Document passage:
▼

Archive for May, 2013

Lyme Disease…it can affect your pet and your family… but you can protect both!

May 15, 2013

Lyme disease is a serious condition that affects dogs and humans and ticks are the number one carrier of Lyme Disease.  Dogs infected with Lyme disease may develop problems like joint swelling, lethargy, lameness, and fever two to five months after the tick bite.ticks

Occasionally, Lyme disease can cause a heart or nervous system problem in your dog. Rarely, kidney failure can occur. If you think your dog has been exposed to ticks, ask your veterinarian for a blood test to detect the antibodies, and, if positive, regular blood tests to monitor Lyme disease titers should be performed.

The good news is that, nine out of ten dogs exposed to the bacteria do not go on to develop Lyme disease.

However, it’s not as rosy a picture for humans. Symptoms resembling the flu can start days or weeks after the infection, and there may be a rash. These symptoms can come and go and, unfortunately, rarely be connected with Lyme disease.

▲

Items listed in a dataset:

▼

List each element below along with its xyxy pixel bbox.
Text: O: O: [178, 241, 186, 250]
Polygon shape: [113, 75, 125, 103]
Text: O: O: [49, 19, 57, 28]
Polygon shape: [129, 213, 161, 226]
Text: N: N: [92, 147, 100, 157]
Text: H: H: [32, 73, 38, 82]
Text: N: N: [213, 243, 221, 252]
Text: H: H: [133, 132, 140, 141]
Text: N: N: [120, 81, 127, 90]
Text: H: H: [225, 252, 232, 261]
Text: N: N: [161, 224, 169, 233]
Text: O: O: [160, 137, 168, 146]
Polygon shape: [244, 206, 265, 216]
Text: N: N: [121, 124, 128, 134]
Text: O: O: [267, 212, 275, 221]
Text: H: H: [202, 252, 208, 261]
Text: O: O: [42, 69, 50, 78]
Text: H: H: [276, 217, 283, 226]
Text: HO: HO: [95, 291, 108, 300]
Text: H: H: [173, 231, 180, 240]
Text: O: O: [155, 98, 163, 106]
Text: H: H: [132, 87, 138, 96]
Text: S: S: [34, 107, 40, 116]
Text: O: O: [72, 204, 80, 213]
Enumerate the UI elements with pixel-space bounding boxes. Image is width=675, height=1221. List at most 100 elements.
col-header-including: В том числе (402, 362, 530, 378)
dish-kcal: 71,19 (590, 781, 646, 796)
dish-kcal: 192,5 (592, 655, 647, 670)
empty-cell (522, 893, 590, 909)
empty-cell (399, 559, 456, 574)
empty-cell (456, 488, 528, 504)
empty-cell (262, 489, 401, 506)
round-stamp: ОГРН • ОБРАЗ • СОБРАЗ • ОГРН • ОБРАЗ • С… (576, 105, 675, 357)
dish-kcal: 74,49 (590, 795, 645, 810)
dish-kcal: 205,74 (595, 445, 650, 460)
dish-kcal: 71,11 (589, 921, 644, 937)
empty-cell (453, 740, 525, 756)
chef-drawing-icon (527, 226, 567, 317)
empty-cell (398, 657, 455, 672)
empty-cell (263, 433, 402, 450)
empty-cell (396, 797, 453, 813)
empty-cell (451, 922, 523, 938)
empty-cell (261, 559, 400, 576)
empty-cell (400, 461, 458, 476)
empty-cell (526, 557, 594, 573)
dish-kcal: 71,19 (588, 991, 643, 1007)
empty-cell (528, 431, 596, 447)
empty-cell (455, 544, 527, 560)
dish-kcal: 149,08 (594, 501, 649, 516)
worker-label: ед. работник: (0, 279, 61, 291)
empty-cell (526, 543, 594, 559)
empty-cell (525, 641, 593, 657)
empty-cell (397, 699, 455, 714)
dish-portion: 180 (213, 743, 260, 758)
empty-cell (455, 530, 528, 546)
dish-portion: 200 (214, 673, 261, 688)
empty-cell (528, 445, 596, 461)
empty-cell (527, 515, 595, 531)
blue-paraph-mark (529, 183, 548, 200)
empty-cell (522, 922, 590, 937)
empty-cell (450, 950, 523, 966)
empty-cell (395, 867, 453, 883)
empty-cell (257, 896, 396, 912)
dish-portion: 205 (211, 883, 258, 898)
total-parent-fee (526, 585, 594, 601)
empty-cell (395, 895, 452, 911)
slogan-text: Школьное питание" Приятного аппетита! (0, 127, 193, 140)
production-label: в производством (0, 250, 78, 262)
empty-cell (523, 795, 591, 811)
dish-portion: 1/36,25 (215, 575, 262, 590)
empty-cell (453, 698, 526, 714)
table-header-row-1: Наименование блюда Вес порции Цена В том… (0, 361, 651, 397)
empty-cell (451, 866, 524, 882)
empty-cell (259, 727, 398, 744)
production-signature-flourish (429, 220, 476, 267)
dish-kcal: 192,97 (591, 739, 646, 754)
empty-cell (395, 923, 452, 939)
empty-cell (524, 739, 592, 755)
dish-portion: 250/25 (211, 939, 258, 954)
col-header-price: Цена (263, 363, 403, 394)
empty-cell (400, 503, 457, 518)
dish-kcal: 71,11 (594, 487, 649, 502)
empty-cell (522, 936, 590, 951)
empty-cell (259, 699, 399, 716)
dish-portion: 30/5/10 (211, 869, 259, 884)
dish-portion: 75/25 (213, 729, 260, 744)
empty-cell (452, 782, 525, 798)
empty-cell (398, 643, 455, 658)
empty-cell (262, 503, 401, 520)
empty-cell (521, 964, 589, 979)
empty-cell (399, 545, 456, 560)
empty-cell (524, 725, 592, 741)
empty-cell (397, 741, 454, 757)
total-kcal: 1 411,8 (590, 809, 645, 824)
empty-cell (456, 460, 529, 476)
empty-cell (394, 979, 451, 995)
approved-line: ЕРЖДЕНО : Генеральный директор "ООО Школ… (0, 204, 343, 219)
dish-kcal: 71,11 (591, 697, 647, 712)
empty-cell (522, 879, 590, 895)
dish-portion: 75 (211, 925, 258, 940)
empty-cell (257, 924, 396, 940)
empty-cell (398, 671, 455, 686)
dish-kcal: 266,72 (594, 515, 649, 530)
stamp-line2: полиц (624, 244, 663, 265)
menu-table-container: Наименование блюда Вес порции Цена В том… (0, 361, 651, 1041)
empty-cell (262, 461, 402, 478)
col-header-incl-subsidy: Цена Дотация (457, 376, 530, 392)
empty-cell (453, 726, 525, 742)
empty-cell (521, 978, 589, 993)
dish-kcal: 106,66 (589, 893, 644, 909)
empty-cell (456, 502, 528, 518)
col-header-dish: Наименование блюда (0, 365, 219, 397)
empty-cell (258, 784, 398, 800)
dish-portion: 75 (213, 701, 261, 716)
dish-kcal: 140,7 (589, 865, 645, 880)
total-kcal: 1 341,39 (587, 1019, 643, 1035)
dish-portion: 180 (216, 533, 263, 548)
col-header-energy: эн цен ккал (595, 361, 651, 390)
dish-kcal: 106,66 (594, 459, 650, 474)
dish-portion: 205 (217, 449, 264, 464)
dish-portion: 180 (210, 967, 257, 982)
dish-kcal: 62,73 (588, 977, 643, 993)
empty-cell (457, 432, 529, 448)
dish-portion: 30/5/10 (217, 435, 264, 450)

▲

Complete the following:
- A) According to the Lyme disease post, how long after the tick bite may infected dogs develop problems?
- B) Continue the Lyme disease post from where it stops.

Task results:
- A) Two to five months.

- B)
Left untreated, Lyme disease can spread to your brain, heart, and joints. Many people are now discovering that the muscle and joint pain, numbness and tingling, insomnia, memory problems, and a host of other symptoms that they’ve suffered with for years may actually be related to a tick bite they got decades ago.

So, if your dog will be going outdoors this spring and summer (and most dogs spend time outside even if it is just for their daily walk), then you need to protect him and yourself from disease carrying ticks.

The best way to keep ticks – and potential Lyme disease- out of your home is by giving your pet high quality flea and tick prevention medication.  In addition, your dog should receive the Lyme Disease vaccine.  The vaccine is administered in a 2-part dose for the regular price of $60; however, throughout the month of May, your dog can receive both vaccine dosages for a total of $40 and the exam fee is waived.  Call us today to schedule your dog’s appointment and help to protect your pet and your family!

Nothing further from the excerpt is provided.